### Short task:
Extract every line from the records below that contains the word "哈尔滨市第六十九中学校".

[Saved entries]
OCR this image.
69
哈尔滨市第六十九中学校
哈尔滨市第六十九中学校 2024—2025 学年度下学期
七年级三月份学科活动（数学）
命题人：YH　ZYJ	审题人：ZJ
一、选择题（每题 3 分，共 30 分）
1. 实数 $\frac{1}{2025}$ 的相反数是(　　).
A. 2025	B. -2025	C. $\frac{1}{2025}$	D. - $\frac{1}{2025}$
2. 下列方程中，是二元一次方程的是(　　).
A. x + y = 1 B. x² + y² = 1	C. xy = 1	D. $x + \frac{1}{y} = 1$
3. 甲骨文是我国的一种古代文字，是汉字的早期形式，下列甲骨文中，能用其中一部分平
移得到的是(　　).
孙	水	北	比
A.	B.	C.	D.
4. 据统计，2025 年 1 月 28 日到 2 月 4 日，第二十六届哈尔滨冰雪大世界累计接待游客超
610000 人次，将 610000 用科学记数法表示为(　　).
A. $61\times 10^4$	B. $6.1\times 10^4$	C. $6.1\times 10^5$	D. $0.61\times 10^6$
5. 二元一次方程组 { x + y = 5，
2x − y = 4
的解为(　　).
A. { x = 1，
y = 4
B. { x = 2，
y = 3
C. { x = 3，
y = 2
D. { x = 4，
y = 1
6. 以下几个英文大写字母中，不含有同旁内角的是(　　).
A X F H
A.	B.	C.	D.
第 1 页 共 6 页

### Solved problem:
哈尔滨市第六十九中学校
哈尔滨市第六十九中学校 2024—2025 学年度下学期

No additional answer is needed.